--- start of Supplied data ---
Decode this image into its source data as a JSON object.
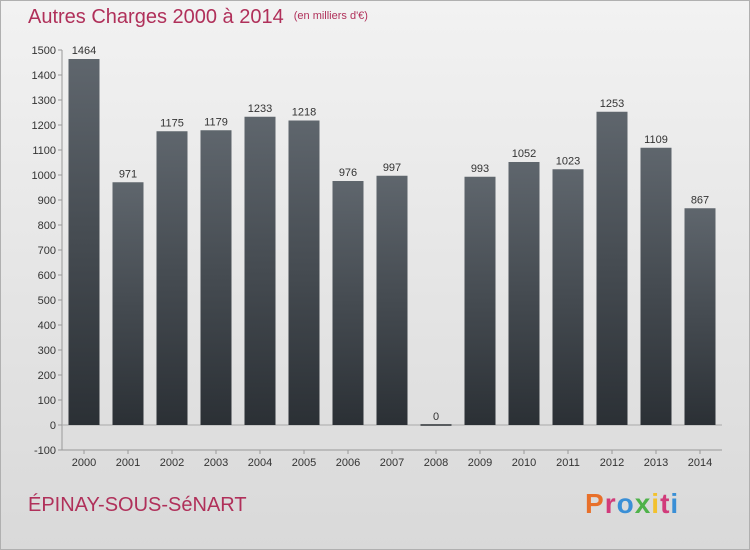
{
  "header": {
    "title": "Autres Charges 2000 à 2014",
    "units": "(en milliers d'€)"
  },
  "footer": {
    "place": "ÉPINAY-SOUS-SéNART",
    "brand": "Proxiti",
    "brand_colors": [
      "#e8702a",
      "#d13b7a",
      "#3a8fd6",
      "#4fb24a",
      "#f2c12e",
      "#d13b7a",
      "#3a8fd6"
    ]
  },
  "colors": {
    "title": "#b0305a",
    "bar_top": "#5f666d",
    "bar_bottom": "#2b3035"
  },
  "chart_data": {
    "type": "bar",
    "categories": [
      "2000",
      "2001",
      "2002",
      "2003",
      "2004",
      "2005",
      "2006",
      "2007",
      "2008",
      "2009",
      "2010",
      "2011",
      "2012",
      "2013",
      "2014"
    ],
    "values": [
      1464,
      971,
      1175,
      1179,
      1233,
      1218,
      976,
      997,
      0,
      993,
      1052,
      1023,
      1253,
      1109,
      867
    ],
    "title": "Autres Charges 2000 à 2014",
    "ylim": [
      -100,
      1500
    ],
    "yticks": [
      -100,
      0,
      100,
      200,
      300,
      400,
      500,
      600,
      700,
      800,
      900,
      1000,
      1100,
      1200,
      1300,
      1400,
      1500
    ],
    "grid": false
  }
}
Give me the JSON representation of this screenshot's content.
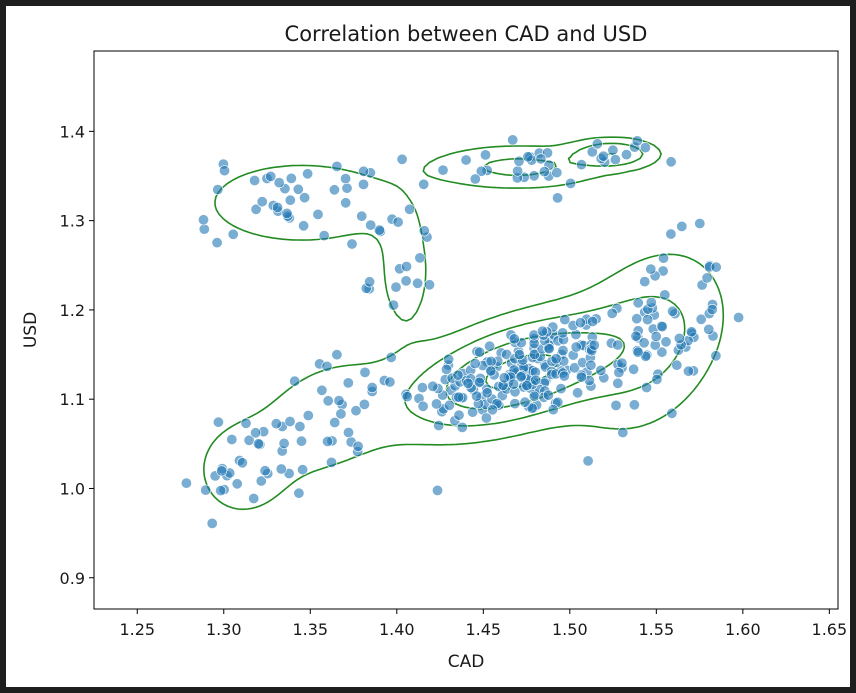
{
  "chart_data": {
    "type": "scatter",
    "title": "Correlation between CAD and USD",
    "xlabel": "CAD",
    "ylabel": "USD",
    "xlim": [
      1.225,
      1.655
    ],
    "ylim": [
      0.865,
      1.49
    ],
    "xticks": [
      "1.25",
      "1.30",
      "1.35",
      "1.40",
      "1.45",
      "1.50",
      "1.55",
      "1.60",
      "1.65"
    ],
    "yticks": [
      "0.9",
      "1.0",
      "1.1",
      "1.2",
      "1.3",
      "1.4"
    ],
    "grid": false,
    "colors": {
      "points": "#1f77b4",
      "contours": "#228b22",
      "axes": "#000000"
    },
    "clusters": [
      {
        "x": 1.47,
        "y": 1.13,
        "sx": 0.03,
        "sy": 0.03,
        "n": 190,
        "rho": 0.5
      },
      {
        "x": 1.545,
        "y": 1.165,
        "sx": 0.022,
        "sy": 0.05,
        "n": 85,
        "rho": 0.3
      },
      {
        "x": 1.36,
        "y": 1.08,
        "sx": 0.022,
        "sy": 0.035,
        "n": 40,
        "rho": 0.3
      },
      {
        "x": 1.31,
        "y": 1.02,
        "sx": 0.015,
        "sy": 0.03,
        "n": 20,
        "rho": 0.0
      },
      {
        "x": 1.345,
        "y": 1.32,
        "sx": 0.03,
        "sy": 0.025,
        "n": 45,
        "rho": 0.0
      },
      {
        "x": 1.47,
        "y": 1.36,
        "sx": 0.025,
        "sy": 0.012,
        "n": 25,
        "rho": 0.0
      },
      {
        "x": 1.525,
        "y": 1.375,
        "sx": 0.012,
        "sy": 0.008,
        "n": 12,
        "rho": 0.0
      },
      {
        "x": 1.405,
        "y": 1.24,
        "sx": 0.01,
        "sy": 0.04,
        "n": 15,
        "rho": 0.0
      }
    ],
    "contour_levels": [
      0.1,
      0.28,
      0.55,
      0.88
    ]
  }
}
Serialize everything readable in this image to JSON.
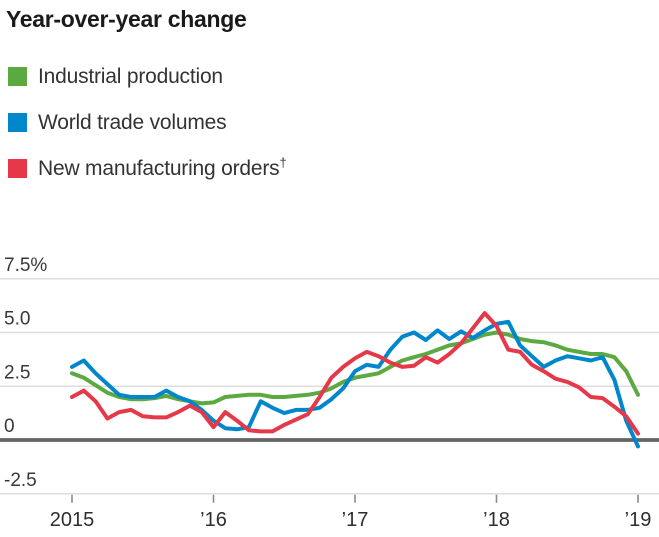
{
  "title": "Year-over-year change",
  "legend": [
    {
      "label": "Industrial production",
      "sup": "",
      "color": "#5ca942"
    },
    {
      "label": "World trade volumes",
      "sup": "",
      "color": "#0087cb"
    },
    {
      "label": "New manufacturing orders",
      "sup": "†",
      "color": "#e5394a"
    }
  ],
  "chart_data": {
    "type": "line",
    "title": "Year-over-year change",
    "unit": "%",
    "x_description": "Monthly, January 2015 through January 2019",
    "grid": "horizontal",
    "legend_position": "top-left",
    "ylim": [
      -3.0,
      8.5
    ],
    "y_ticks": [
      {
        "label": "7.5%",
        "value": 7.5
      },
      {
        "label": "5.0",
        "value": 5.0
      },
      {
        "label": "2.5",
        "value": 2.5
      },
      {
        "label": "0",
        "value": 0
      },
      {
        "label": "-2.5",
        "value": -2.5
      }
    ],
    "x_ticks": [
      {
        "label": "2015",
        "year": 2015
      },
      {
        "label": "’16",
        "year": 2016
      },
      {
        "label": "’17",
        "year": 2017
      },
      {
        "label": "’18",
        "year": 2018
      },
      {
        "label": "’19",
        "year": 2019
      }
    ],
    "series": [
      {
        "name": "Industrial production",
        "color": "#5ca942",
        "values": [
          3.1,
          2.9,
          2.55,
          2.2,
          2.0,
          1.9,
          1.9,
          1.95,
          2.05,
          1.9,
          1.8,
          1.7,
          1.75,
          2.0,
          2.05,
          2.1,
          2.1,
          2.0,
          2.0,
          2.05,
          2.1,
          2.2,
          2.4,
          2.7,
          2.9,
          3.0,
          3.1,
          3.4,
          3.7,
          3.85,
          4.0,
          4.2,
          4.4,
          4.5,
          4.7,
          4.9,
          5.0,
          4.9,
          4.7,
          4.6,
          4.55,
          4.4,
          4.2,
          4.1,
          4.0,
          4.0,
          3.85,
          3.2,
          2.1
        ]
      },
      {
        "name": "World trade volumes",
        "color": "#0087cb",
        "values": [
          3.4,
          3.7,
          3.1,
          2.6,
          2.1,
          2.0,
          2.0,
          2.0,
          2.3,
          2.0,
          1.8,
          1.4,
          0.9,
          0.55,
          0.5,
          0.6,
          1.8,
          1.5,
          1.25,
          1.4,
          1.4,
          1.5,
          1.9,
          2.4,
          3.2,
          3.5,
          3.4,
          4.2,
          4.8,
          5.0,
          4.65,
          5.1,
          4.7,
          5.05,
          4.75,
          5.1,
          5.4,
          5.5,
          4.4,
          3.9,
          3.4,
          3.7,
          3.9,
          3.8,
          3.7,
          3.85,
          2.8,
          0.9,
          -0.3
        ]
      },
      {
        "name": "New manufacturing orders†",
        "color": "#e5394a",
        "values": [
          2.0,
          2.3,
          1.8,
          1.0,
          1.3,
          1.4,
          1.1,
          1.05,
          1.05,
          1.3,
          1.6,
          1.3,
          0.6,
          1.3,
          0.9,
          0.45,
          0.4,
          0.4,
          0.7,
          0.95,
          1.2,
          2.0,
          2.9,
          3.4,
          3.8,
          4.1,
          3.9,
          3.6,
          3.4,
          3.45,
          3.85,
          3.6,
          4.0,
          4.5,
          5.2,
          5.9,
          5.3,
          4.2,
          4.1,
          3.5,
          3.2,
          2.85,
          2.7,
          2.45,
          2.0,
          1.95,
          1.55,
          1.1,
          0.3
        ]
      }
    ]
  }
}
--- end of Supplied data ---
# Instructions for the task
Return every line holding the word "grid" from the records.

# Finished answer
    "grid": false
    "grid": false,
    "grid": "horizontal",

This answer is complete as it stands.